* Un vrai Bordeaux, sinon rien

Comme en Bourgogne, on ne peut que regretter que beaucoup de crus bordelais, réputés ou non, “classés” (en 1855…, merci pour l’actualisation) ou non, “classés” à Saint-Émilion ou en “Crus Bourgeois” du Médoc (les deux classements étant juridiquement obsolètes, ce qui la fout bien) atteignent des prix qui ne sont plus conformes au plaisir qu’ils procurent. Comment ne pas être déçu par des vins à 50 € qui ne « tiennent » que 3 ou 4 ans, par d’autres qui « lissent » complètement leur spécificité (on ne sait plus, à « l’aveugle », si on goûte un Pessac ou un Médoc, un Bx Sup ou un grand cru classé de Saint-Émilion) : on ne goûte alors que des produits aseptisés par les techniques œnologiques (matraquage de fûts neufs, osmose inverse, micro-bullage, levures parfumées….

Pour faire ces “vins”, on récolte des raisins surmaturés, on concentre à outrance (avec des concentrateurs) lors des vinifications, on met le tout dans des barriques où le bois peut, sur demande auprès des tonneliers, vous donner le goût que vous recherchez (de la vanille, du sirop, de la confiture…), et on vous sert un vin à la limite de l’écœurement, noir comme de l’encre, gras comme de l’huile et parfumé comme votre bureau en bois.

J’apprécie donc les vrais vins de Bordeaux, du plus grand au plus modeste, et les consommateurs comme les producteurs savent que je défends ce qui les intéresse, et les distingue : le rapport qualité-prix-typicité. Si l’on fait un grand Margaux ou un Pomerol racé à 40 ou 80 €, il les vaut bien. Idem pour une gamme plus abordable, en Graves, dans les Satellites, les Côtes ou en Bordeaux Supérieur, où les progrès sont exceptionnels.

En-dehors de quelques crus mythiques pour lesquels le prix n’est plus un facteur estimatif (on entre alors dans le monde du luxe, voir mon article), ce qui n’est pas du tout justifié aujourd’hui, et on l’a vu -hélas- avec les augmentations de prix du millésime 2005, c’est un Saint-Émilion “fardé” comme un acteur du carnaval de Venise à 80 € (voire bien plus), un “simple” Médoc à 25 €, un “bon” machin à 30 € ou un Bordeaux Supérieur ultra-barriqué à 15 €.

**Données fournies:**
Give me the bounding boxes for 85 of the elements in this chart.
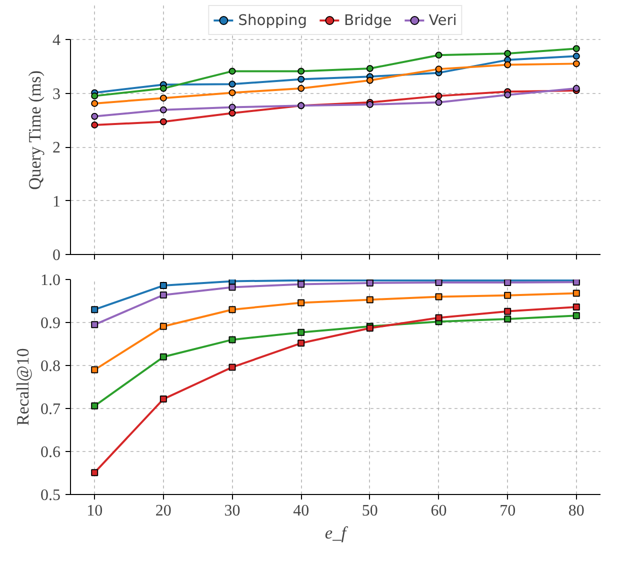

**Consigne 1:**
Dans le texte sur les vins de Bordeaux, quel prix l'auteur cite-t-il pour un Bordeaux Supérieur ultra-barriqué ?
**Consigne 2:**
Poursuivez le texte sur les vins de Bordeaux à partir de sa dernière phrase.

**Résultat final 1:**
15 €

**Résultat final 2:**
À force de prendre les consommateurs pour des gogos (demain, les Russes ou les Chinois le comprendront aussi), certains vont s’en mordre les doigts… Pour mémoire, il existe deux “crises” actuellement, très différentes, voire opposées, dans beaucoup de vignobles : celle, désastreuse pour ceux qui la subissent, qui touche certains viticulteurs, la plupart étant dépendants des prix trop bas du tonneau, qui ont du mal à se faire rémunérer correctement. Les causes sont complexes (un certain négoce peu solidaire parfois, une politique de plantation trop importante, des barrières étatiques…). Ils méritent d’être soutenus, et l’on fera ce que nous pouvons pour les aider. C’est une crise sociale.

L’autre crise concerne un bon nombre de vins, à Bordeaux, notamment : trop chers ou trop sensibles à la mode (“vins de garage”), trop endormis sur leurs lauriers, trop imbus d’eux-mêmes, alors que le respect des consommateurs (proposer un vrai rapport qualité-prix cohérent) est impératif. Les acheteurs se sont sentis lésés. On parle beaucoup trop d’argent, de prix, de bonnes notes glanées chez un “gourou” quelconque, et c’est ce que le consommateur retient, alors que, bien sûr, ceci ne concerne qu’une petite minorité. C’est une crise de confiance, et, en même temps, une crise d’identité, tant un bon nombre de vins ont perdu leur spécificité.

Les “primeurs” (depuis 2000, et surtout 2005 où certains crus ont sorti des prix déments et incautionnables) font des vins bien trop chers, et cela commence à créer un sérieux malaise à Bordeaux, tant il y a de différence entre 2 vins d’une même appellation. Pourquoi payer une bouteille à 50 ou 200 € quand on peut trouver du plaisir dans une bouteille 4 à 10 fois moins chère (même si, et je le sais, que les vins ne sont pas “comparables”) ?

Je le dis, aujourd’hui plus qu’hier : tant que certains vins connus de Bordeaux (surcôtés, en plus) ne seront que des « erzats » de leur appellation, masquant leur terroir (quand ils en ont un), cela portera tort à l’ensemble des vrais bons vins typés de Bordeaux, du plus grand au plus modeste, à ce Pomerol qui sent la truffe, à ce Saint-Julien tout en délicatesse, etc… bref, aux vins que nous aimons et défendons.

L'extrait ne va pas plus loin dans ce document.